Write the count of lines that contain the word "Output" and nothing else.

──────────────────────────────

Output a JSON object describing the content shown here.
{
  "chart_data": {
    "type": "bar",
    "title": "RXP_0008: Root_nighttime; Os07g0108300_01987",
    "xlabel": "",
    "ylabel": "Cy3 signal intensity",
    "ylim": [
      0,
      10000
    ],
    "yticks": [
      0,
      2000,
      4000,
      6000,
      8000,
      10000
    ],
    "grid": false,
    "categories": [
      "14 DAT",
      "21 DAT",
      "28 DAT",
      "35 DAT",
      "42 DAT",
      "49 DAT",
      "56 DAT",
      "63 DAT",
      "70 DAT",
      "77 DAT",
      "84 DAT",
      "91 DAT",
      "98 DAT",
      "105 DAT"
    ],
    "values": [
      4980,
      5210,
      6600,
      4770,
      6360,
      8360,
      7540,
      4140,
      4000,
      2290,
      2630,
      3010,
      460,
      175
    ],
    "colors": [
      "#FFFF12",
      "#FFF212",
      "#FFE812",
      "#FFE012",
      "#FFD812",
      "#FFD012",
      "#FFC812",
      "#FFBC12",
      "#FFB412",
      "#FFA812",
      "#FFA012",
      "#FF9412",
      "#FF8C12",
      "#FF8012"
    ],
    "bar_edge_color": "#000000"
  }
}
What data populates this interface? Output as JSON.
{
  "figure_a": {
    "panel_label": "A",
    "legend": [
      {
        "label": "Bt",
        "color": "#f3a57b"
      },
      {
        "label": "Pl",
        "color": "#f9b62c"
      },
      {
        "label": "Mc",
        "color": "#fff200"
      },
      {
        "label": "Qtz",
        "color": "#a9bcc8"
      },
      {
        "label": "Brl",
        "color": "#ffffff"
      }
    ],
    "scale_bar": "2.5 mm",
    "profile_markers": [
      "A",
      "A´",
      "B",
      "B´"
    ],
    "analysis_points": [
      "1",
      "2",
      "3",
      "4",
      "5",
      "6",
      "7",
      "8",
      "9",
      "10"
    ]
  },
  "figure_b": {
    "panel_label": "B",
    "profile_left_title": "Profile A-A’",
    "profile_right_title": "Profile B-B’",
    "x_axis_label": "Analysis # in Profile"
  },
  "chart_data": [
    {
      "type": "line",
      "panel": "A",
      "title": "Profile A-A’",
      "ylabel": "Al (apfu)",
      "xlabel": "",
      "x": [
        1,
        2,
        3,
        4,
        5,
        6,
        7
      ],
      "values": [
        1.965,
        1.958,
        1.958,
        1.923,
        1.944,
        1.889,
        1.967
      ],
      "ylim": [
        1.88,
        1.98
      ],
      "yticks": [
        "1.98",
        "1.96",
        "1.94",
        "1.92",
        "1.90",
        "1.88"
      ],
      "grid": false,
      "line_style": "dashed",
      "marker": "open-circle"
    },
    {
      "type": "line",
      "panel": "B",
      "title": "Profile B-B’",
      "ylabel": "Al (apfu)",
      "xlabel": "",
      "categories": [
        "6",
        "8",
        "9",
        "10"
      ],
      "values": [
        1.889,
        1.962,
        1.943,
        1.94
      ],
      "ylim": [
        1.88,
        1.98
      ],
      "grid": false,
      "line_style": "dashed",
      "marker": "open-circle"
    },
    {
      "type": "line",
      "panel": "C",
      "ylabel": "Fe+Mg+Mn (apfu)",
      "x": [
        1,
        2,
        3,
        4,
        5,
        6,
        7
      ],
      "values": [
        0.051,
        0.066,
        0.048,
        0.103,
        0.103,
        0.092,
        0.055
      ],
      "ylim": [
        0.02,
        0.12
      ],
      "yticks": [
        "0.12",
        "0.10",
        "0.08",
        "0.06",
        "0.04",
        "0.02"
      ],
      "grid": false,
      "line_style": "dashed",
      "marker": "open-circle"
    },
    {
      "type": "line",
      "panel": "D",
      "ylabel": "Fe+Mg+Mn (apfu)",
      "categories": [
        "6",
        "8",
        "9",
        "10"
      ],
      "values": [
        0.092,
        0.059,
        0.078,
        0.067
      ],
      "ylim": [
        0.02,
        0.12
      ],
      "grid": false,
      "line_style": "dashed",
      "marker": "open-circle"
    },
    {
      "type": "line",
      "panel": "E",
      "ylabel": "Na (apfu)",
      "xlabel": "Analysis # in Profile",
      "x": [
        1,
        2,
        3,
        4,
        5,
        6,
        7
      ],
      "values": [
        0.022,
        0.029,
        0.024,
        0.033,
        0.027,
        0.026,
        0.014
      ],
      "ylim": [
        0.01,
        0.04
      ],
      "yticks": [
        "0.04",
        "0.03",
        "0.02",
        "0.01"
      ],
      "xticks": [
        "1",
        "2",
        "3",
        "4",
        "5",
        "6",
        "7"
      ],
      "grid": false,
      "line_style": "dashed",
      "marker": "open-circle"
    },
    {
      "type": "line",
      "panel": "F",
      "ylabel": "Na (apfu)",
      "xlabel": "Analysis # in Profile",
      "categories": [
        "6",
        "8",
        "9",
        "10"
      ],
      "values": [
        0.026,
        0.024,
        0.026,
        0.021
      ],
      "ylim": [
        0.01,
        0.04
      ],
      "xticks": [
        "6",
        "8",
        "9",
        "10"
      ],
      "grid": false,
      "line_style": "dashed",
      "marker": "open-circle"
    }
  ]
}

──────────────────────────────

Exercise result
2